## What you are asked to do:
From the records below, please return each line that holds the word "veluti".
-- -- --
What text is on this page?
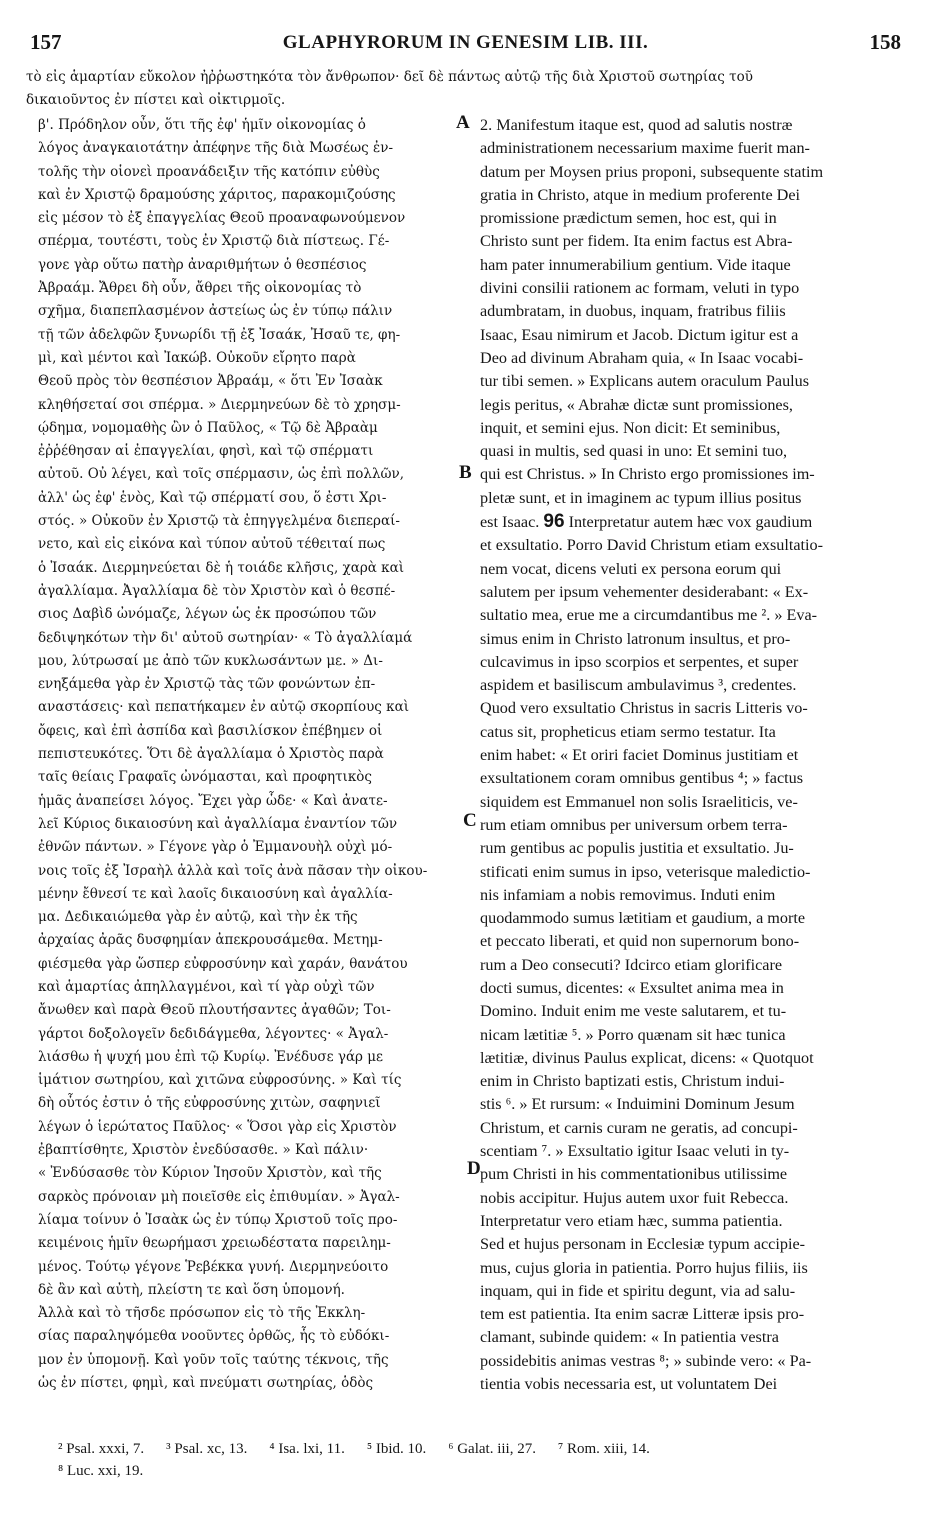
157	GLAPHYRORUM IN GENESIM LIB. III.	158
τὸ εἰς ἁμαρτίαν εὔκολον ἠῤῥωστηκότα τὸν ἄνθρωπον· δεῖ δὲ πάντως αὐτῷ τῆς διὰ Χριστοῦ σωτηρίας τοῦ
δικαιοῦντος ἐν πίστει καὶ οἰκτιρμοῖς.
β'. Πρόδηλον οὖν, ὅτι τῆς ἐφ' ἡμῖν οἰκονομίας ὁ
λόγος ἀναγκαιοτάτην ἀπέφηνε τῆς διὰ Μωσέως ἐν-
τολῆς τὴν οἱονεὶ προανάδειξιν τῆς κατόπιν εὐθὺς
καὶ ἐν Χριστῷ δραμούσης χάριτος, παρακομιζούσης
εἰς μέσον τὸ ἐξ ἐπαγγελίας Θεοῦ προαναφωνούμενον
σπέρμα, τουτέστι, τοὺς ἐν Χριστῷ διὰ πίστεως. Γέ-
γονε γὰρ οὕτω πατὴρ ἀναριθμήτων ὁ θεσπέσιος
Ἀβραάμ. Ἄθρει δὴ οὖν, ἄθρει τῆς οἰκονομίας τὸ
σχῆμα, διαπεπλασμένον ἀστείως ὡς ἐν τύπῳ πάλιν
τῇ τῶν ἀδελφῶν ξυνωρίδι τῇ ἐξ Ἰσαάκ, Ἠσαῦ τε, φη-
μὶ, καὶ μέντοι καὶ Ἰακώβ. Οὐκοῦν εἴρητο παρὰ
Θεοῦ πρὸς τὸν θεσπέσιον Ἀβραάμ, « ὅτι Ἐν Ἰσαὰκ
κληθήσεταί σοι σπέρμα. » Διερμηνεύων δὲ τὸ χρησμ-
ῴδημα, νομομαθὴς ὢν ὁ Παῦλος, « Τῷ δὲ Ἀβραὰμ
ἐῤῥέθησαν αἱ ἐπαγγελίαι, φησὶ, καὶ τῷ σπέρματι
αὐτοῦ. Οὐ λέγει, καὶ τοῖς σπέρμασιν, ὡς ἐπὶ πολλῶν,
ἀλλ' ὡς ἐφ' ἑνὸς, Καὶ τῷ σπέρματί σου, ὅ ἐστι Χρι-
στός. » Οὐκοῦν ἐν Χριστῷ τὰ ἐπηγγελμένα διεπεραί-
νετο, καὶ εἰς εἰκόνα καὶ τύπον αὐτοῦ τέθειταί πως
ὁ Ἰσαάκ. Διερμηνεύεται δὲ ἡ τοιάδε κλῆσις, χαρὰ καὶ
ἀγαλλίαμα. Ἀγαλλίαμα δὲ τὸν Χριστὸν καὶ ὁ θεσπέ-
σιος Δαβὶδ ὠνόμαζε, λέγων ὡς ἐκ προσώπου τῶν
δεδιψηκότων τὴν δι' αὐτοῦ σωτηρίαν· « Τὸ ἀγαλλίαμά
μου, λύτρωσαί με ἀπὸ τῶν κυκλωσάντων με. » Δι-
ενηξάμεθα γὰρ ἐν Χριστῷ τὰς τῶν φονώντων ἐπ-
αναστάσεις· καὶ πεπατήκαμεν ἐν αὐτῷ σκορπίους καὶ
ὄφεις, καὶ ἐπὶ ἀσπίδα καὶ βασιλίσκον ἐπέβημεν οἱ
πεπιστευκότες. Ὅτι δὲ ἀγαλλίαμα ὁ Χριστὸς παρὰ
ταῖς θείαις Γραφαῖς ὠνόμασται, καὶ προφητικὸς
ἡμᾶς ἀναπείσει λόγος. Ἔχει γὰρ ὧδε· « Καὶ ἀνατε-
λεῖ Κύριος δικαιοσύνη καὶ ἀγαλλίαμα ἐναντίον τῶν
ἐθνῶν πάντων. » Γέγονε γὰρ ὁ Ἐμμανουὴλ οὐχὶ μό-
νοις τοῖς ἐξ Ἰσραὴλ ἀλλὰ καὶ τοῖς ἀνὰ πᾶσαν τὴν οἰκου-
μένην ἔθνεσί τε καὶ λαοῖς δικαιοσύνη καὶ ἀγαλλία-
μα. Δεδικαιώμεθα γὰρ ἐν αὐτῷ, καὶ τὴν ἐκ τῆς
ἀρχαίας ἀρᾶς δυσφημίαν ἀπεκρουσάμεθα. Μετημ-
φιέσμεθα γὰρ ὥσπερ εὐφροσύνην καὶ χαράν, θανάτου
καὶ ἁμαρτίας ἀπηλλαγμένοι, καὶ τί γὰρ οὐχὶ τῶν
ἄνωθεν καὶ παρὰ Θεοῦ πλουτήσαντες ἀγαθῶν; Τοι-
γάρτοι δοξολογεῖν δεδιδάγμεθα, λέγοντες· « Ἀγαλ-
λιάσθω ἡ ψυχή μου ἐπὶ τῷ Κυρίῳ. Ἐνέδυσε γάρ με
ἱμάτιον σωτηρίου, καὶ χιτῶνα εὐφροσύνης. » Καὶ τίς
δὴ οὗτός ἐστιν ὁ τῆς εὐφροσύνης χιτὼν, σαφηνιεῖ
λέγων ὁ ἱερώτατος Παῦλος· « Ὅσοι γὰρ εἰς Χριστὸν
ἐβαπτίσθητε, Χριστὸν ἐνεδύσασθε. » Καὶ πάλιν·
« Ἐνδύσασθε τὸν Κύριον Ἰησοῦν Χριστὸν, καὶ τῆς
σαρκὸς πρόνοιαν μὴ ποιεῖσθε εἰς ἐπιθυμίαν. » Ἀγαλ-
λίαμα τοίνυν ὁ Ἰσαὰκ ὡς ἐν τύπῳ Χριστοῦ τοῖς προ-
κειμένοις ἡμῖν θεωρήμασι χρειωδέστατα παρειλημ-
μένος. Τούτῳ γέγονε Ῥεβέκκα γυνή. Διερμηνεύοιτο
δὲ ἂν καὶ αὐτὴ, πλείστη τε καὶ ὅση ὑπομονή.
Ἀλλὰ καὶ τὸ τῆσδε πρόσωπον εἰς τὸ τῆς Ἐκκλη-
σίας παραληψόμεθα νοοῦντες ὀρθῶς, ἧς τὸ εὐδόκι-
μον ἐν ὑπομονῇ. Καὶ γοῦν τοῖς ταύτης τέκνοις, τῆς
ὡς ἐν πίστει, φημὶ, καὶ πνεύματι σωτηρίας, ὁδὸς
2. Manifestum itaque est, quod ad salutis nostræ
administrationem necessarium maxime fuerit man-
datum per Moysen prius proponi, subsequente statim
gratia in Christo, atque in medium proferente Dei
promissione prædictum semen, hoc est, qui in
Christo sunt per fidem. Ita enim factus est Abra-
ham pater innumerabilium gentium. Vide itaque
divini consilii rationem ac formam, veluti in typo
adumbratam, in duobus, inquam, fratribus filiis
Isaac, Esau nimirum et Jacob. Dictum igitur est a
Deo ad divinum Abraham quia, « In Isaac vocabi-
tur tibi semen. » Explicans autem oraculum Paulus
legis peritus, « Abrahæ dictæ sunt promissiones,
inquit, et semini ejus. Non dicit: Et seminibus,
quasi in multis, sed quasi in uno: Et semini tuo,
qui est Christus. » In Christo ergo promissiones im-
pletæ sunt, et in imaginem ac typum illius positus
est Isaac. 96 Interpretatur autem hæc vox gaudium
et exsultatio. Porro David Christum etiam exsultatio-
nem vocat, dicens veluti ex persona eorum qui
salutem per ipsum vehementer desiderabant: « Ex-
sultatio mea, erue me a circumdantibus me ². » Eva-
simus enim in Christo latronum insultus, et pro-
culcavimus in ipso scorpios et serpentes, et super
aspidem et basiliscum ambulavimus ³, credentes.
Quod vero exsultatio Christus in sacris Litteris vo-
catus sit, propheticus etiam sermo testatur. Ita
enim habet: « Et oriri faciet Dominus justitiam et
exsultationem coram omnibus gentibus ⁴; » factus
siquidem est Emmanuel non solis Israeliticis, ve-
rum etiam omnibus per universum orbem terra-
rum gentibus ac populis justitia et exsultatio. Ju-
stificati enim sumus in ipso, veterisque maledictio-
nis infamiam a nobis removimus. Induti enim
quodammodo sumus lætitiam et gaudium, a morte
et peccato liberati, et quid non supernorum bono-
rum a Deo consecuti? Idcirco etiam glorificare
docti sumus, dicentes: « Exsultet anima mea in
Domino. Induit enim me veste salutarem, et tu-
nicam lætitiæ ⁵. » Porro quænam sit hæc tunica
lætitiæ, divinus Paulus explicat, dicens: « Quotquot
enim in Christo baptizati estis, Christum indui-
stis ⁶. » Et rursum: « Induimini Dominum Jesum
Christum, et carnis curam ne geratis, ad concupi-
scentiam ⁷. » Exsultatio igitur Isaac veluti in ty-
pum Christi in his commentationibus utilissime
nobis accipitur. Hujus autem uxor fuit Rebecca.
Interpretatur vero etiam hæc, summa patientia.
Sed et hujus personam in Ecclesiæ typum accipie-
mus, cujus gloria in patientia. Porro hujus filiis, iis
inquam, qui in fide et spiritu degunt, via ad salu-
tem est patientia. Ita enim sacræ Litteræ ipsis pro-
clamant, subinde quidem: « In patientia vestra
possidebitis animas vestras ⁸; » subinde vero: « Pa-
tientia vobis necessaria est, ut voluntatem Dei
A
B
C
D
² Psal. xxxi, 7. ³ Psal. xc, 13. ⁴ Isa. lxi, 11. ⁵ Ibid. 10. ⁶ Galat. iii, 27. ⁷ Rom. xiii, 14.
⁸ Luc. xxi, 19.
-- -- --
## Result for this task:
divini consilii rationem ac formam, veluti in typo
nem vocat, dicens veluti ex persona eorum qui
scentiam ⁷. » Exsultatio igitur Isaac veluti in ty-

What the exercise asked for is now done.